*Task:*
Read the listing and extract each line that includes the word "亲子阅读".

*Material for this task:*
================

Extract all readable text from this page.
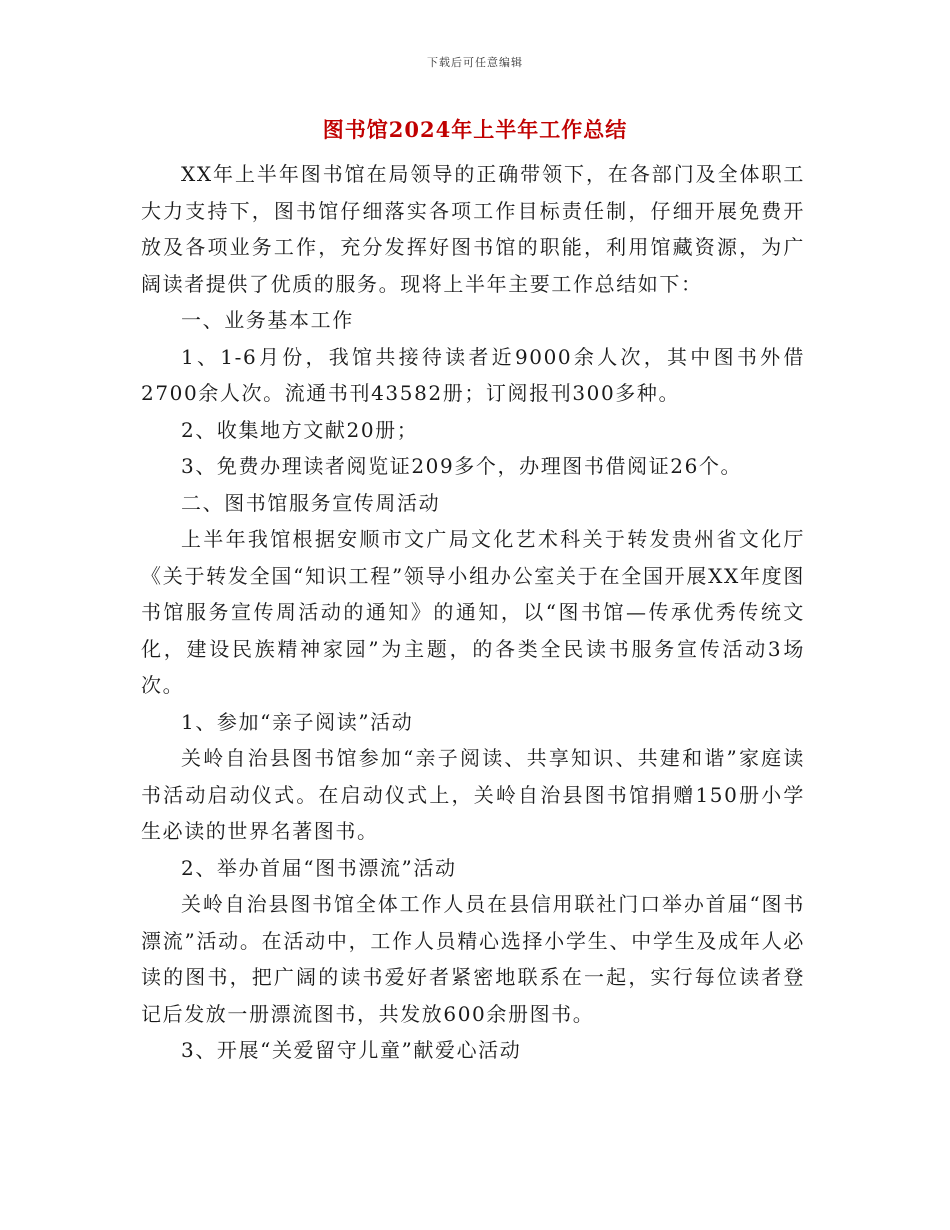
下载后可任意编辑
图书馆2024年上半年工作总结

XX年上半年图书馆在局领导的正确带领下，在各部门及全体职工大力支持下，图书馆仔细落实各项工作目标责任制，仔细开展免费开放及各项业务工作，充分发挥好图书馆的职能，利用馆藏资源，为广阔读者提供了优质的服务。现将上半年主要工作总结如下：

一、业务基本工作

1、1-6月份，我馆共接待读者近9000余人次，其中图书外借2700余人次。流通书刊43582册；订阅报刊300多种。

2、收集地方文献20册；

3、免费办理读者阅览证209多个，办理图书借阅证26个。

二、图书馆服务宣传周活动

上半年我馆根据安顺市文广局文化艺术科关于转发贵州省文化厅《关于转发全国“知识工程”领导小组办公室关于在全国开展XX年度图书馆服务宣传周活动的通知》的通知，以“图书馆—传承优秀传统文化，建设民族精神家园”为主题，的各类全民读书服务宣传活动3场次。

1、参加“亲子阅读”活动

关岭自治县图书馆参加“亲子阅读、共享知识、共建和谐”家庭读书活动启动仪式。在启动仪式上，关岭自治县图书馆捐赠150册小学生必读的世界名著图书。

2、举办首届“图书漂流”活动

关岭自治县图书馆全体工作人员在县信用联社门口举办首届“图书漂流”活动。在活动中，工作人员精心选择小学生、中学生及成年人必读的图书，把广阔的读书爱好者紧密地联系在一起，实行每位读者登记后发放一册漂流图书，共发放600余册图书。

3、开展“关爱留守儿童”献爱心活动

================

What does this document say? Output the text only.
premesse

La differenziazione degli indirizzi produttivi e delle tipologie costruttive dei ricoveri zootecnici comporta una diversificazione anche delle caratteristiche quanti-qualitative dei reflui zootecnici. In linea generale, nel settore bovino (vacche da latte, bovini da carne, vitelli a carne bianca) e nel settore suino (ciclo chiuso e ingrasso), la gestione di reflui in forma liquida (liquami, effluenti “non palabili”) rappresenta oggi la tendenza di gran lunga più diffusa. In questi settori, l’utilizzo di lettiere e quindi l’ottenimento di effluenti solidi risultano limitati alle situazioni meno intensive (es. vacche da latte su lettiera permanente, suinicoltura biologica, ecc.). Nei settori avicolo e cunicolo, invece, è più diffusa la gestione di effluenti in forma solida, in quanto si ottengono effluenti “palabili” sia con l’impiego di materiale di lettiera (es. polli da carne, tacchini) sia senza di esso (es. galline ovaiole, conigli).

================

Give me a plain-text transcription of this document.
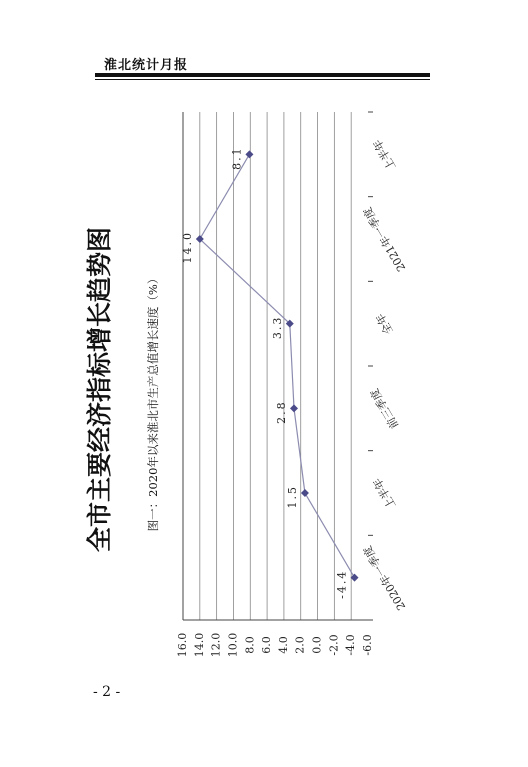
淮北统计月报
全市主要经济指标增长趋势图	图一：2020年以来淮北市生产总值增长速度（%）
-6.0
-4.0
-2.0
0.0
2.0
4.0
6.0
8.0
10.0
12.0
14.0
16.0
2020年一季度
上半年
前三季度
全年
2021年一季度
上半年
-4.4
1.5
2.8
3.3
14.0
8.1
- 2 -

================

*Solved exercise:*
1、参加“亲子阅读”活动
关岭自治县图书馆参加“亲子阅读、共享知识、共建和谐”家庭读书活动启动仪式。在启动仪式上，关岭自治县图书馆捐赠150册小学生必读的世界名著图书。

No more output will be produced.